## WHAT IS BEING ASKED
Each line of the data that includes the string "Gerentes" is to be copied out.

## DATASET EXTRACT

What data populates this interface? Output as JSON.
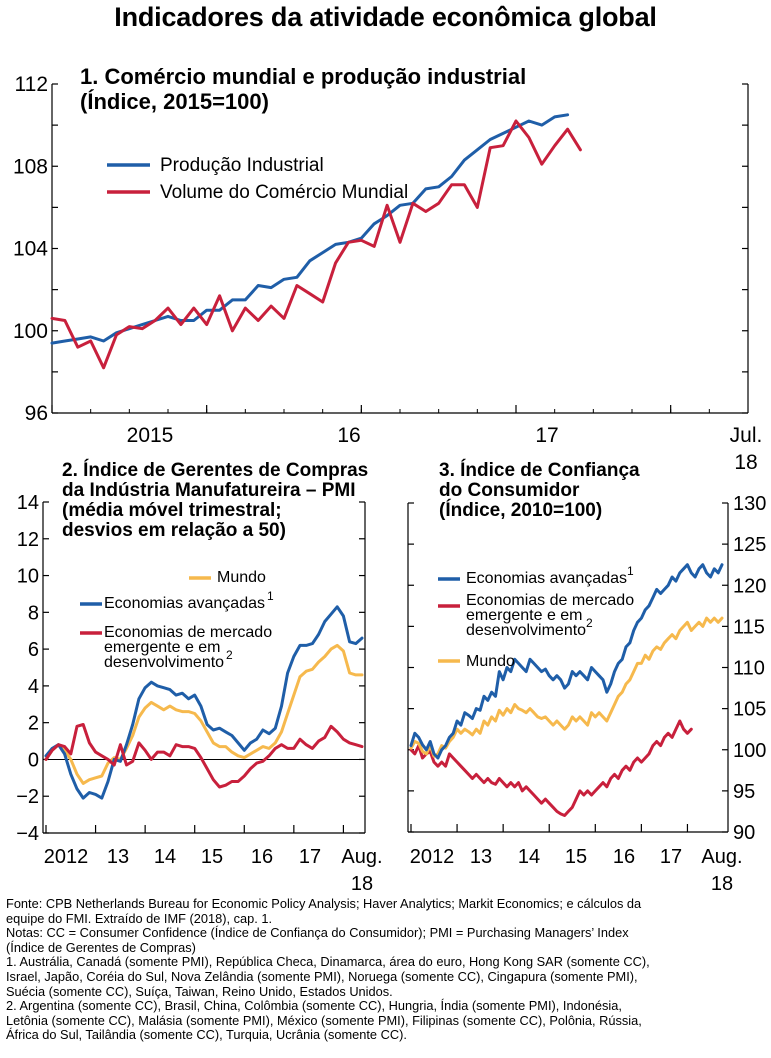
{
  "title": "Indicadores da atividade econômica global",
  "colors": {
    "blue": "#1f5ea8",
    "red": "#c8203c",
    "yellow": "#f6b94d",
    "axis": "#000000"
  },
  "chart_data": [
    {
      "id": "panel1",
      "type": "line",
      "title_lines": [
        "1.   Comércio mundial e produção industrial",
        "(Índice, 2015=100)"
      ],
      "ylim": [
        96,
        112
      ],
      "yticks": [
        "96",
        "100",
        "104",
        "108",
        "112"
      ],
      "xlabels": [
        "2015",
        "16",
        "17",
        "Jul.",
        "18"
      ],
      "x_unit": "months since Jan 2014",
      "xlim": [
        0,
        54
      ],
      "series": [
        {
          "name": "Produção Industrial",
          "color": "blue",
          "values": [
            99.4,
            99.5,
            99.6,
            99.7,
            99.5,
            99.9,
            100.1,
            100.3,
            100.5,
            100.7,
            100.5,
            100.5,
            101.0,
            101.0,
            101.5,
            101.5,
            102.2,
            102.1,
            102.5,
            102.6,
            103.4,
            103.8,
            104.2,
            104.3,
            104.5,
            105.2,
            105.6,
            106.1,
            106.2,
            106.9,
            107.0,
            107.5,
            108.3,
            108.8,
            109.3,
            109.6,
            109.9,
            110.2,
            110.0,
            110.4,
            110.5
          ],
          "x": [
            0,
            1,
            2,
            3,
            4,
            5,
            6,
            7,
            8,
            9,
            10,
            11,
            12,
            13,
            14,
            15,
            16,
            17,
            18,
            19,
            20,
            21,
            22,
            23,
            24,
            25,
            26,
            27,
            28,
            29,
            30,
            31,
            32,
            33,
            34,
            35,
            36,
            37,
            38,
            39,
            40
          ]
        },
        {
          "name": "Volume do Comércio Mundial",
          "color": "red",
          "values": [
            100.6,
            100.5,
            99.2,
            99.5,
            98.2,
            99.8,
            100.2,
            100.1,
            100.5,
            101.1,
            100.3,
            101.1,
            100.3,
            101.7,
            100.0,
            101.1,
            100.5,
            101.2,
            100.6,
            102.2,
            101.8,
            101.4,
            103.3,
            104.3,
            104.4,
            104.1,
            106.1,
            104.3,
            106.2,
            105.8,
            106.2,
            107.1,
            107.1,
            106.0,
            108.9,
            109.0,
            110.2,
            109.4,
            108.1,
            109.0,
            109.8,
            108.8
          ],
          "x": [
            0,
            1,
            2,
            3,
            4,
            5,
            6,
            7,
            8,
            9,
            10,
            11,
            12,
            13,
            14,
            15,
            16,
            17,
            18,
            19,
            20,
            21,
            22,
            23,
            24,
            25,
            26,
            27,
            28,
            29,
            30,
            31,
            32,
            33,
            34,
            35,
            36,
            37,
            38,
            39,
            40,
            41
          ]
        }
      ]
    },
    {
      "id": "panel2",
      "type": "line",
      "title_lines": [
        "2.  Índice de Gerentes de Compras",
        "da Indústria Manufatureira – PMI",
        "(média móvel trimestral;",
        "desvios em relação a 50)"
      ],
      "ylim": [
        -4,
        14
      ],
      "yticks": [
        "−4",
        "−2",
        "0",
        "2",
        "4",
        "6",
        "8",
        "10",
        "12",
        "14"
      ],
      "xlabels": [
        "2012",
        "13",
        "14",
        "15",
        "16",
        "17",
        "Aug.",
        "18"
      ],
      "series": [
        {
          "name": "Mundo",
          "sup": "",
          "color": "yellow",
          "values": [
            0.0,
            0.5,
            0.8,
            0.5,
            0.0,
            -0.8,
            -1.3,
            -1.1,
            -1.0,
            -0.9,
            -0.2,
            0.1,
            0.0,
            0.6,
            1.3,
            2.3,
            2.8,
            3.1,
            2.9,
            2.7,
            2.9,
            2.7,
            2.6,
            2.6,
            2.5,
            2.1,
            1.5,
            0.9,
            0.7,
            0.7,
            0.4,
            0.2,
            0.1,
            0.3,
            0.5,
            0.7,
            0.6,
            0.9,
            1.5,
            2.5,
            3.5,
            4.5,
            4.8,
            4.9,
            5.3,
            5.6,
            6.0,
            6.2,
            5.9,
            4.7,
            4.6,
            4.6
          ]
        },
        {
          "name": "Economias avançadas",
          "sup": "1",
          "color": "blue",
          "values": [
            0.2,
            0.6,
            0.8,
            0.3,
            -0.8,
            -1.6,
            -2.1,
            -1.8,
            -1.9,
            -2.1,
            -1.2,
            0.0,
            -0.1,
            0.8,
            1.9,
            3.3,
            3.9,
            4.2,
            4.0,
            3.9,
            3.8,
            3.5,
            3.6,
            3.3,
            3.5,
            2.9,
            1.9,
            1.6,
            1.7,
            1.5,
            1.3,
            0.9,
            0.5,
            0.9,
            1.1,
            1.6,
            1.4,
            1.7,
            2.9,
            4.7,
            5.6,
            6.2,
            6.2,
            6.3,
            6.8,
            7.5,
            7.9,
            8.3,
            7.8,
            6.4,
            6.3,
            6.6
          ]
        },
        {
          "name": "Economias de mercado emergente e em desenvolvimento",
          "sup": "2",
          "color": "red",
          "values": [
            0.0,
            0.5,
            0.8,
            0.7,
            0.3,
            1.8,
            1.9,
            0.9,
            0.4,
            0.2,
            0.0,
            -0.3,
            0.8,
            -0.3,
            -0.1,
            0.9,
            0.5,
            0.0,
            0.4,
            0.4,
            0.2,
            0.8,
            0.7,
            0.7,
            0.6,
            0.1,
            -0.5,
            -1.1,
            -1.5,
            -1.4,
            -1.2,
            -1.2,
            -0.9,
            -0.5,
            -0.2,
            -0.1,
            0.2,
            0.6,
            0.8,
            0.6,
            0.6,
            1.1,
            0.8,
            0.6,
            1.0,
            1.2,
            1.8,
            1.5,
            1.1,
            0.9,
            0.8,
            0.7
          ]
        }
      ]
    },
    {
      "id": "panel3",
      "type": "line",
      "title_lines": [
        "3.  Índice de Confiança",
        "do Consumidor",
        "(Índice, 2010=100)"
      ],
      "ylim": [
        90,
        130
      ],
      "yticks": [
        "90",
        "95",
        "100",
        "105",
        "110",
        "115",
        "120",
        "125",
        "130"
      ],
      "xlabels": [
        "2012",
        "13",
        "14",
        "15",
        "16",
        "17",
        "Aug.",
        "18"
      ],
      "series": [
        {
          "name": "Economias avançadas",
          "sup": "1",
          "color": "blue",
          "values": [
            100.5,
            102.0,
            101.5,
            100.6,
            100.0,
            101.0,
            99.5,
            99.0,
            100.0,
            100.5,
            101.5,
            102.0,
            103.5,
            103.0,
            104.5,
            104.2,
            103.8,
            105.0,
            104.8,
            106.5,
            106.0,
            107.0,
            106.5,
            109.5,
            108.5,
            110.0,
            109.5,
            111.0,
            110.5,
            110.0,
            109.5,
            111.0,
            110.5,
            110.0,
            109.5,
            109.8,
            109.0,
            108.5,
            109.0,
            108.5,
            107.5,
            108.0,
            109.5,
            109.0,
            109.5,
            109.0,
            108.5,
            110.0,
            109.5,
            109.0,
            108.5,
            107.0,
            108.0,
            109.5,
            110.5,
            111.0,
            112.5,
            113.0,
            114.5,
            115.5,
            116.0,
            117.0,
            117.5,
            118.5,
            119.5,
            119.0,
            119.5,
            120.0,
            121.0,
            120.5,
            121.5,
            122.0,
            122.5,
            121.5,
            121.0,
            122.0,
            122.5,
            121.5,
            121.0,
            122.0,
            121.5,
            122.5
          ]
        },
        {
          "name": "Economias de mercado emergente e em desenvolvimento",
          "sup": "2",
          "color": "red",
          "values": [
            100.0,
            99.5,
            100.5,
            99.0,
            99.5,
            99.8,
            98.5,
            98.0,
            98.5,
            98.0,
            99.5,
            99.0,
            98.5,
            98.0,
            97.5,
            97.0,
            96.5,
            97.0,
            96.5,
            96.0,
            96.5,
            96.0,
            95.8,
            96.5,
            96.0,
            95.5,
            96.0,
            95.5,
            96.0,
            95.0,
            95.5,
            95.0,
            94.5,
            94.0,
            93.5,
            94.0,
            93.5,
            93.0,
            92.5,
            92.2,
            92.0,
            92.5,
            93.0,
            94.0,
            95.0,
            94.5,
            95.0,
            94.5,
            95.0,
            95.5,
            96.0,
            95.5,
            96.5,
            97.0,
            96.5,
            97.5,
            98.0,
            97.5,
            98.5,
            99.0,
            98.5,
            99.0,
            99.5,
            100.5,
            101.0,
            100.5,
            101.5,
            102.0,
            101.5,
            102.5,
            103.5,
            102.5,
            102.0,
            102.5
          ]
        },
        {
          "name": "Mundo",
          "sup": "",
          "color": "yellow",
          "values": [
            100.2,
            101.0,
            100.8,
            99.8,
            99.5,
            100.5,
            99.2,
            99.5,
            100.5,
            100.2,
            101.0,
            101.5,
            102.5,
            102.0,
            102.5,
            102.2,
            101.8,
            102.5,
            102.0,
            103.5,
            103.0,
            104.0,
            103.5,
            104.8,
            104.2,
            105.0,
            104.5,
            105.5,
            105.0,
            104.8,
            104.5,
            105.0,
            104.5,
            104.0,
            103.8,
            104.0,
            103.5,
            103.0,
            103.5,
            103.0,
            102.5,
            103.0,
            104.0,
            103.5,
            104.0,
            103.5,
            103.0,
            104.5,
            104.0,
            104.5,
            104.0,
            103.5,
            104.5,
            105.5,
            106.5,
            107.0,
            108.0,
            108.5,
            109.5,
            110.5,
            110.5,
            111.5,
            111.0,
            112.0,
            112.5,
            112.2,
            113.0,
            113.5,
            114.0,
            113.5,
            114.5,
            115.0,
            115.5,
            114.5,
            115.0,
            115.5,
            115.0,
            116.0,
            115.5,
            116.0,
            115.5,
            116.0
          ]
        }
      ]
    }
  ],
  "notes": [
    "Fonte: CPB Netherlands Bureau for Economic Policy Analysis; Haver Analytics; Markit Economics; e cálculos da",
    "equipe do FMI. Extraído de IMF (2018), cap. 1.",
    "Notas: CC = Consumer Confidence (Índice de Confiança do Consumidor); PMI = Purchasing Managers’ Index",
    "(Índice de Gerentes de Compras)",
    "1. Austrália, Canadá (somente PMI), República Checa, Dinamarca, área do euro, Hong Kong SAR (somente CC),",
    "Israel, Japão, Coréia do Sul, Nova Zelândia (somente PMI), Noruega (somente CC), Cingapura (somente PMI),",
    "Suécia (somente CC), Suíça, Taiwan, Reino Unido, Estados Unidos.",
    "2. Argentina (somente CC), Brasil, China, Colômbia (somente CC), Hungria, Índia (somente PMI), Indonésia,",
    "Letônia (somente CC), Malásia (somente PMI), México (somente PMI), Filipinas (somente CC), Polônia, Rússia,",
    "África do Sul, Tailândia (somente CC), Turquia, Ucrânia (somente CC)."
  ]
}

## TASK ANSWER
        "2.  Índice de Gerentes de Compras",
    "(Índice de Gerentes de Compras)",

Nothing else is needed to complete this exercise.